• **To be done**
Each entry has to be copied exactly, with nothing missed.

Dataset excerpts
^^^^^^^^
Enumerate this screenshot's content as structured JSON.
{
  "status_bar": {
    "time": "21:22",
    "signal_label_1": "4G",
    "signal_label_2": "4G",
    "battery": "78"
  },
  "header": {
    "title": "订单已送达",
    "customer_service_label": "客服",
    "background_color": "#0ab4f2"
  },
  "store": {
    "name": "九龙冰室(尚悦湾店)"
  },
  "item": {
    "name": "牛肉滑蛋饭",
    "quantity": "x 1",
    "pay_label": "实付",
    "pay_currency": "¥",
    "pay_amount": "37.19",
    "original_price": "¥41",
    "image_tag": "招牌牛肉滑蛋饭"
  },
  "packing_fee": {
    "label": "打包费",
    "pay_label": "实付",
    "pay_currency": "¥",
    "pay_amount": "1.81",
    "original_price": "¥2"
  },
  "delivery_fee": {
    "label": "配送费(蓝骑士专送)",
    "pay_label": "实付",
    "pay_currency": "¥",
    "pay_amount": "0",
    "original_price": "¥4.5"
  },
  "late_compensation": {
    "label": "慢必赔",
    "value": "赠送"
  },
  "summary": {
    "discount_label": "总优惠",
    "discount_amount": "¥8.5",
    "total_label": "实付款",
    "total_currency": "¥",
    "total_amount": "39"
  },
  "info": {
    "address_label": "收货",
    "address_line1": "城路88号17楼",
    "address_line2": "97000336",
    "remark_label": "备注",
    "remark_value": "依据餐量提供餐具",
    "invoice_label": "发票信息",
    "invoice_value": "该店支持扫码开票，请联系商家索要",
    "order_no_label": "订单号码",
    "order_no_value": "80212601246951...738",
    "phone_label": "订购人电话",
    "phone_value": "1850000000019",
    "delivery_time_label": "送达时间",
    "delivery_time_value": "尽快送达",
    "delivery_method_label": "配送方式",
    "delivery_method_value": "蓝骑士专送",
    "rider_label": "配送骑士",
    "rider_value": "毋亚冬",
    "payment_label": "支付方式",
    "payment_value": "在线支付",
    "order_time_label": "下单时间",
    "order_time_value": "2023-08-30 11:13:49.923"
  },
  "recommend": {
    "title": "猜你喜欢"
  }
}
^^^^^^^^
• **Completed exercise**
Enumerate this screenshot's content as structured JSON.
{
  "status_bar": {
    "time": "21:22",
    "signal_label_1": "4G",
    "signal_label_2": "4G",
    "battery": "78"
  },
  "header": {
    "title": "订单已送达",
    "customer_service_label": "客服",
    "background_color": "#0ab4f2"
  },
  "store": {
    "name": "九龙冰室(尚悦湾店)"
  },
  "item": {
    "name": "牛肉滑蛋饭",
    "quantity": "x 1",
    "pay_label": "实付",
    "pay_currency": "¥",
    "pay_amount": "37.19",
    "original_price": "¥41",
    "image_tag": "招牌牛肉滑蛋饭"
  },
  "packing_fee": {
    "label": "打包费",
    "pay_label": "实付",
    "pay_currency": "¥",
    "pay_amount": "1.81",
    "original_price": "¥2"
  },
  "delivery_fee": {
    "label": "配送费(蓝骑士专送)",
    "pay_label": "实付",
    "pay_currency": "¥",
    "pay_amount": "0",
    "original_price": "¥4.5"
  },
  "late_compensation": {
    "label": "慢必赔",
    "value": "赠送"
  },
  "summary": {
    "discount_label": "总优惠",
    "discount_amount": "¥8.5",
    "total_label": "实付款",
    "total_currency": "¥",
    "total_amount": "39"
  },
  "info": {
    "address_label": "收货",
    "address_line1": "城路88号17楼",
    "address_line2": "97000336",
    "remark_label": "备注",
    "remark_value": "依据餐量提供餐具",
    "invoice_label": "发票信息",
    "invoice_value": "该店支持扫码开票，请联系商家索要",
    "order_no_label": "订单号码",
    "order_no_value": "80212601246951...738",
    "phone_label": "订购人电话",
    "phone_value": "1850000000019",
    "delivery_time_label": "送达时间",
    "delivery_time_value": "尽快送达",
    "delivery_method_label": "配送方式",
    "delivery_method_value": "蓝骑士专送",
    "rider_label": "配送骑士",
    "rider_value": "毋亚冬",
    "payment_label": "支付方式",
    "payment_value": "在线支付",
    "order_time_label": "下单时间",
    "order_time_value": "2023-08-30 11:13:49.923"
  },
  "recommend": {
    "title": "猜你喜欢"
  }
}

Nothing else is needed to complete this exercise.